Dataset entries
---+---

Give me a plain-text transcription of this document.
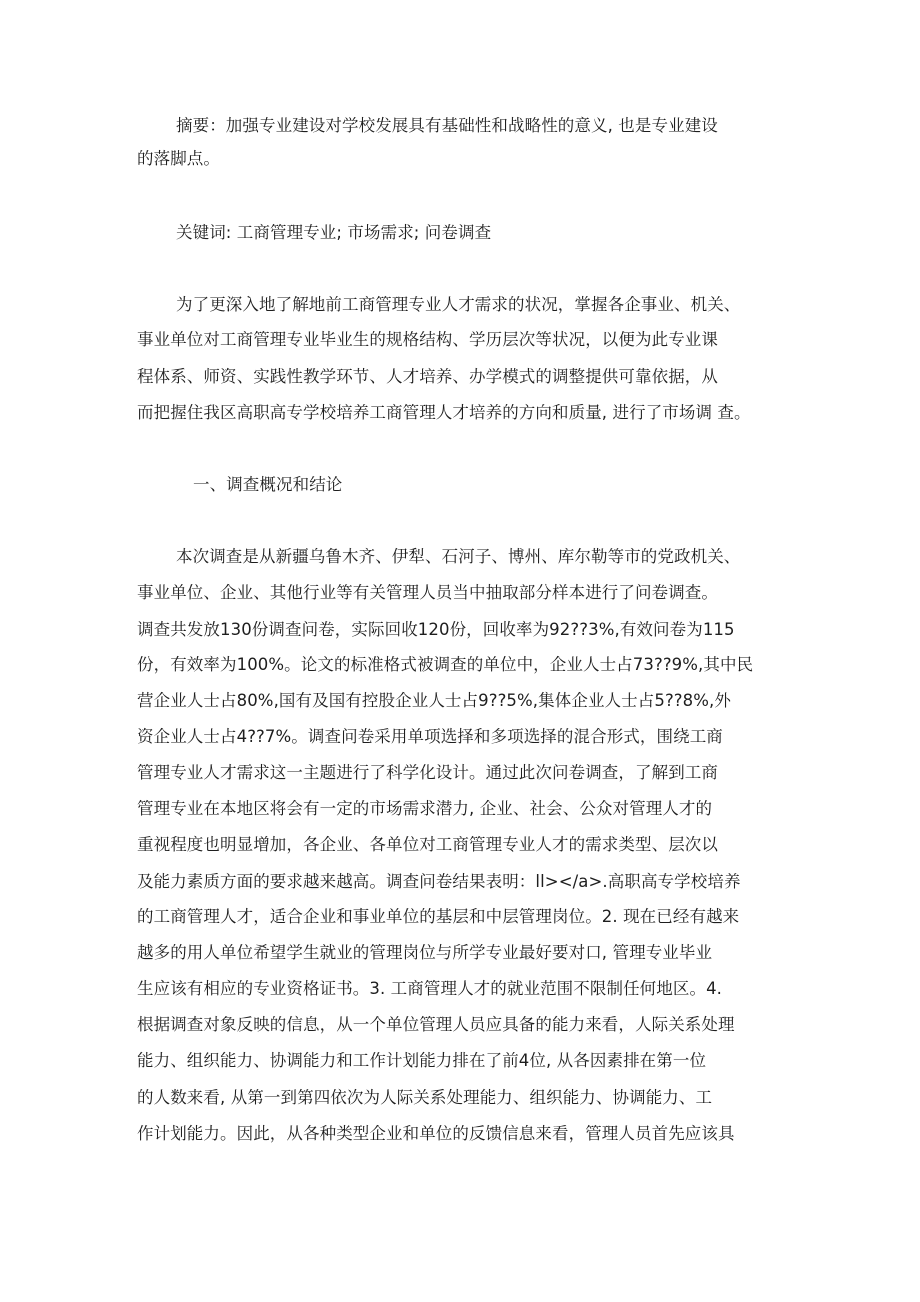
摘要：加强专业建设对学校发展具有基础性和战略性的意义, 也是专业建设
的落脚点。
关键词: 工商管理专业; 市场需求; 问卷调查
为了更深入地了解地前工商管理专业人才需求的状况，掌握各企事业、机关、
事业单位对工商管理专业毕业生的规格结构、学历层次等状况，以便为此专业课
程体系、师资、实践性教学环节、人才培养、办学模式的调整提供可靠依据，从
而把握住我区高职高专学校培养工商管理人才培养的方向和质量, 进行了市场调 查。
一、调查概况和结论
本次调查是从新疆乌鲁木齐、伊犁、石河子、博州、库尔勒等市的党政机关、
事业单位、企业、其他行业等有关管理人员当中抽取部分样本进行了问卷调查。
调查共发放130份调查问卷，实际回收120份，回收率为92??3%,有效问卷为115
份，有效率为100%。论文的标准格式被调查的单位中，企业人士占73??9%,其中民
营企业人士占80%,国有及国有控股企业人士占9??5%,集体企业人士占5??8%,外
资企业人士占4??7%。调查问卷采用单项选择和多项选择的混合形式，围绕工商
管理专业人才需求这一主题进行了科学化设计。通过此次问卷调查，了解到工商
管理专业在本地区将会有一定的市场需求潜力, 企业、社会、公众对管理人才的
重视程度也明显增加，各企业、各单位对工商管理专业人才的需求类型、层次以
及能力素质方面的要求越来越高。调查问卷结果表明：ll></a>.高职高专学校培养
的工商管理人才，适合企业和事业单位的基层和中层管理岗位。2. 现在已经有越来
越多的用人单位希望学生就业的管理岗位与所学专业最好要对口, 管理专业毕业
生应该有相应的专业资格证书。3. 工商管理人才的就业范围不限制任何地区。4.
根据调查对象反映的信息，从一个单位管理人员应具备的能力来看，人际关系处理
能力、组织能力、协调能力和工作计划能力排在了前4位, 从各因素排在第一位
的人数来看, 从第一到第四依次为人际关系处理能力、组织能力、协调能力、工
作计划能力。因此，从各种类型企业和单位的反馈信息来看，管理人员首先应该具
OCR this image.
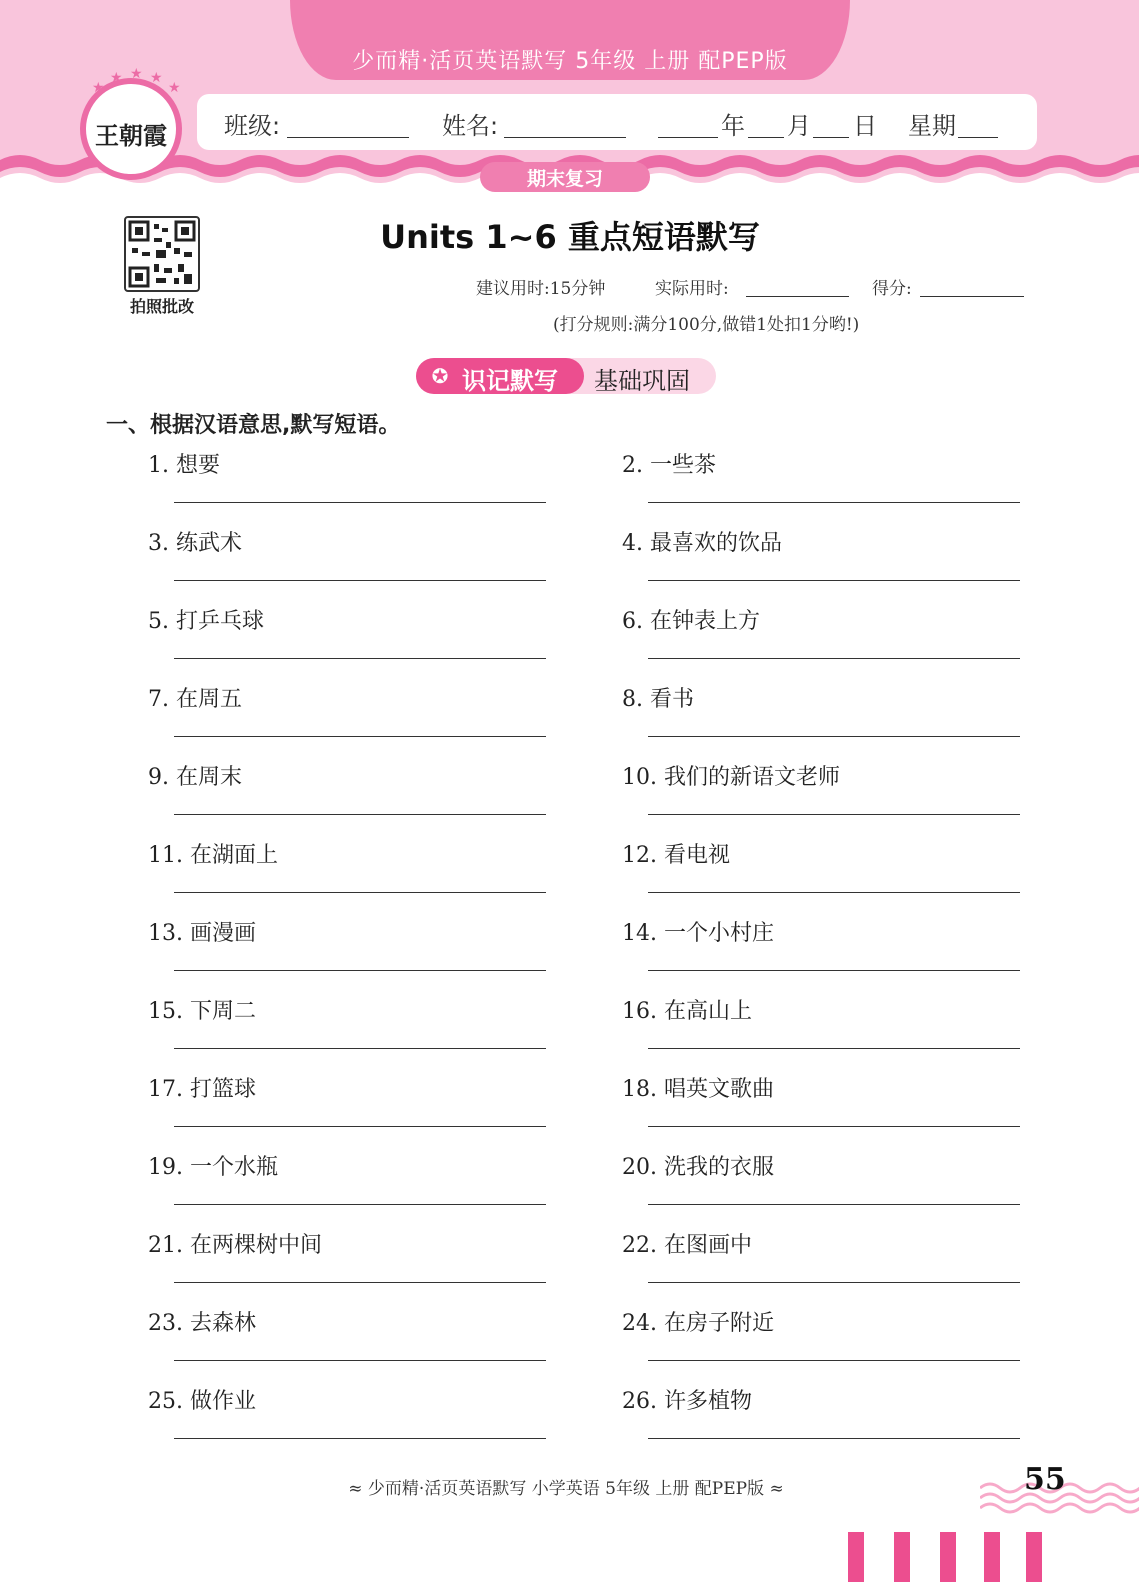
少而精·活页英语默写 5年级 上册 配PEP版
班级:	姓名:	年 月 日 星期
王朝霞
★
★ ★ ★
★
期末复习
拍照批改
Units 1~6 重点短语默写
建议用时:15分钟	实际用时:	得分:
(打分规则:满分100分,做错1处扣1分哟!)
✪ 识记默写 基础巩固
一、根据汉语意思,默写短语。
1. 想要	2. 一些茶
3. 练武术	4. 最喜欢的饮品
5. 打乒乓球	6. 在钟表上方
7. 在周五	8. 看书
9. 在周末	10. 我们的新语文老师
11. 在湖面上	12. 看电视
13. 画漫画	14. 一个小村庄
15. 下周二	16. 在高山上
17. 打篮球	18. 唱英文歌曲
19. 一个水瓶	20. 洗我的衣服
21. 在两棵树中间	22. 在图画中
23. 去森林	24. 在房子附近
25. 做作业	26. 许多植物
≈ 少而精·活页英语默写 小学英语 5年级 上册 配PEP版 ≈	55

---+---

Find the lines above holding the word "this" and show them.

Give me a plain-text transcription of this document.
OCR this image.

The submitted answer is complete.